Written problem:
Copy out all the lines in the records that include the word "JSON".

Recorded information:
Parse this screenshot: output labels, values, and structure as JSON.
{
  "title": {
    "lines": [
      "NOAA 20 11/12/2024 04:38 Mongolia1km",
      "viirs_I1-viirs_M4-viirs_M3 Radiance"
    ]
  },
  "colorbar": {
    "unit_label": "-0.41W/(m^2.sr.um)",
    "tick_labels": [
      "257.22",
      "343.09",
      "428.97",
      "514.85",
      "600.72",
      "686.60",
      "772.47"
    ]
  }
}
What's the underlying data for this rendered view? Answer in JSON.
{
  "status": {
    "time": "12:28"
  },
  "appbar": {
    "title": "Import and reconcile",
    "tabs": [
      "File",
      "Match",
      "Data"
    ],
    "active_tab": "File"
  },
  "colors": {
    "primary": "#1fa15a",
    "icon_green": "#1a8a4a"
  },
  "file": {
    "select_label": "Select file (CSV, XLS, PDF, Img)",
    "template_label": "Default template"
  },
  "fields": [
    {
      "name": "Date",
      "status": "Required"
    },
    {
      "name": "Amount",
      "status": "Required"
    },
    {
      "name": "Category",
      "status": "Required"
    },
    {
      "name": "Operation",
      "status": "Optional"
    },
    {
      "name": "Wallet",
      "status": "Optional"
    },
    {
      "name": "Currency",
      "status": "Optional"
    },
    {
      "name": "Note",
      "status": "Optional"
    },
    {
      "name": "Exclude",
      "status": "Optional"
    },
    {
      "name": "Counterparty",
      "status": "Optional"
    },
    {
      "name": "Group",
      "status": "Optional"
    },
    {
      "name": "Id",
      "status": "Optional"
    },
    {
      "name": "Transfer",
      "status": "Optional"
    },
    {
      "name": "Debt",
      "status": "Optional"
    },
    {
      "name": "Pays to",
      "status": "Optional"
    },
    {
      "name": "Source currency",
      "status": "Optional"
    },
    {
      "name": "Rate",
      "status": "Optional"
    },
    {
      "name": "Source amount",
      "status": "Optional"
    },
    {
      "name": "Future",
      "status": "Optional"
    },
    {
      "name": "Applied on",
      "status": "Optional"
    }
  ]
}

Response to the task:
Parse this screenshot: output labels, values, and structure as JSON.
What's the underlying data for this rendered view? Answer in JSON.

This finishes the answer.